▶ [Instructions for the task] Only the pictures are left out: repeat the rest of the entries exactly.

* START Items *

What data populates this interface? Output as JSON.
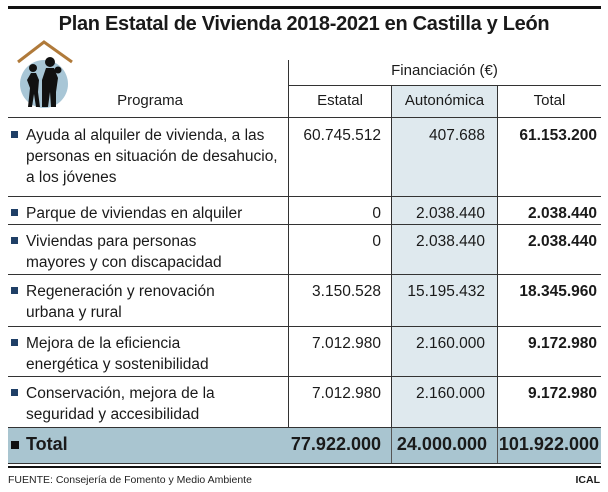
{
  "title": "Plan Estatal de Vivienda 2018-2021 en Castilla y León",
  "header": {
    "financing": "Financiación (€)",
    "program": "Programa",
    "estatal": "Estatal",
    "autonomica": "Autonómica",
    "total": "Total"
  },
  "rows": [
    {
      "programa": "Ayuda al alquiler de vivienda, a las personas en situación de desahucio, a los jóvenes",
      "estatal": "60.745.512",
      "autonomica": "407.688",
      "total": "61.153.200"
    },
    {
      "programa": "Parque de viviendas en alquiler",
      "estatal": "0",
      "autonomica": "2.038.440",
      "total": "2.038.440"
    },
    {
      "programa": "Viviendas para personas mayores y con discapacidad",
      "estatal": "0",
      "autonomica": "2.038.440",
      "total": "2.038.440"
    },
    {
      "programa": "Regeneración y renovación urbana y rural",
      "estatal": "3.150.528",
      "autonomica": "15.195.432",
      "total": "18.345.960"
    },
    {
      "programa": "Mejora de la eficiencia energética y sostenibilidad",
      "estatal": "7.012.980",
      "autonomica": "2.160.000",
      "total": "9.172.980"
    },
    {
      "programa": "Conservación, mejora de la seguridad y accesibilidad",
      "estatal": "7.012.980",
      "autonomica": "2.160.000",
      "total": "9.172.980"
    }
  ],
  "total": {
    "label": "Total",
    "estatal": "77.922.000",
    "autonomica": "24.000.000",
    "total": "101.922.000"
  },
  "footer": {
    "source": "FUENTE: Consejería de Fomento y Medio Ambiente",
    "credit": "ICAL"
  },
  "colors": {
    "autonomica_bg": "#dfe9ee",
    "total_bg": "#a9c5d0",
    "bullet": "#1f3f66",
    "roof": "#b07a3a"
  }
}
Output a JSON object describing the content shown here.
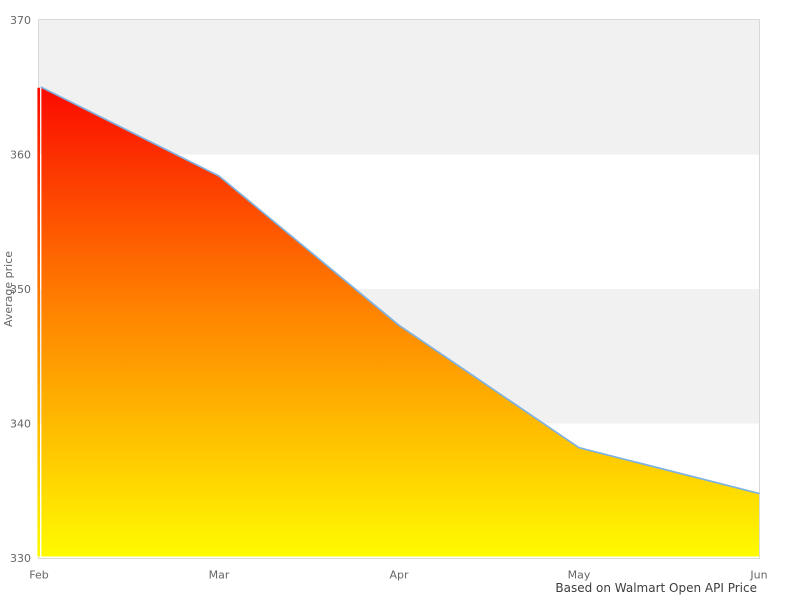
{
  "chart_data": {
    "type": "area",
    "title": "",
    "categories": [
      "Feb",
      "Mar",
      "Apr",
      "May",
      "Jun"
    ],
    "series": [
      {
        "name": "Average price",
        "values": [
          365,
          358.4,
          347.3,
          338.2,
          334.8
        ]
      }
    ],
    "xlabel": "",
    "ylabel": "Average price",
    "ylim": [
      330,
      370
    ],
    "yticks": [
      330,
      340,
      350,
      360,
      370
    ],
    "grid": "alternating horizontal bands gray/white, no vertical gridlines",
    "legend": "none",
    "caption": "Based on Walmart Open API Price",
    "colors": {
      "line": "#7fb2e0",
      "area_gradient_top": "#fb0a00",
      "area_gradient_mid": "#ff7d00",
      "area_gradient_bottom": "#fffb00",
      "band_gray": "#f1f1f1",
      "plot_border": "#d9d9d9",
      "tick_text": "#666666",
      "caption_text": "#3d3d3d"
    }
  }
}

* END Items *

▶ [Answer for the task]
What data populates this interface? Output as JSON.
{
  "title": "Plan Estatal de Vivienda 2018-2021 en Castilla y León",
  "header": {
    "financing": "Financiación (€)",
    "program": "Programa",
    "estatal": "Estatal",
    "autonomica": "Autonómica",
    "total": "Total"
  },
  "rows": [
    {
      "programa": "Ayuda al alquiler de vivienda, a las personas en situación de desahucio, a los jóvenes",
      "estatal": "60.745.512",
      "autonomica": "407.688",
      "total": "61.153.200"
    },
    {
      "programa": "Parque de viviendas en alquiler",
      "estatal": "0",
      "autonomica": "2.038.440",
      "total": "2.038.440"
    },
    {
      "programa": "Viviendas para personas mayores y con discapacidad",
      "estatal": "0",
      "autonomica": "2.038.440",
      "total": "2.038.440"
    },
    {
      "programa": "Regeneración y renovación urbana y rural",
      "estatal": "3.150.528",
      "autonomica": "15.195.432",
      "total": "18.345.960"
    },
    {
      "programa": "Mejora de la eficiencia energética y sostenibilidad",
      "estatal": "7.012.980",
      "autonomica": "2.160.000",
      "total": "9.172.980"
    },
    {
      "programa": "Conservación, mejora de la seguridad y accesibilidad",
      "estatal": "7.012.980",
      "autonomica": "2.160.000",
      "total": "9.172.980"
    }
  ],
  "total": {
    "label": "Total",
    "estatal": "77.922.000",
    "autonomica": "24.000.000",
    "total": "101.922.000"
  },
  "footer": {
    "source": "FUENTE: Consejería de Fomento y Medio Ambiente",
    "credit": "ICAL"
  },
  "colors": {
    "autonomica_bg": "#dfe9ee",
    "total_bg": "#a9c5d0",
    "bullet": "#1f3f66",
    "roof": "#b07a3a"
  }
}
Output a JSON object describing the content shown here.
{
  "chart_data": {
    "type": "area",
    "title": "",
    "categories": [
      "Feb",
      "Mar",
      "Apr",
      "May",
      "Jun"
    ],
    "series": [
      {
        "name": "Average price",
        "values": [
          365,
          358.4,
          347.3,
          338.2,
          334.8
        ]
      }
    ],
    "xlabel": "",
    "ylabel": "Average price",
    "ylim": [
      330,
      370
    ],
    "yticks": [
      330,
      340,
      350,
      360,
      370
    ],
    "grid": "alternating horizontal bands gray/white, no vertical gridlines",
    "legend": "none",
    "caption": "Based on Walmart Open API Price",
    "colors": {
      "line": "#7fb2e0",
      "area_gradient_top": "#fb0a00",
      "area_gradient_mid": "#ff7d00",
      "area_gradient_bottom": "#fffb00",
      "band_gray": "#f1f1f1",
      "plot_border": "#d9d9d9",
      "tick_text": "#666666",
      "caption_text": "#3d3d3d"
    }
  }
}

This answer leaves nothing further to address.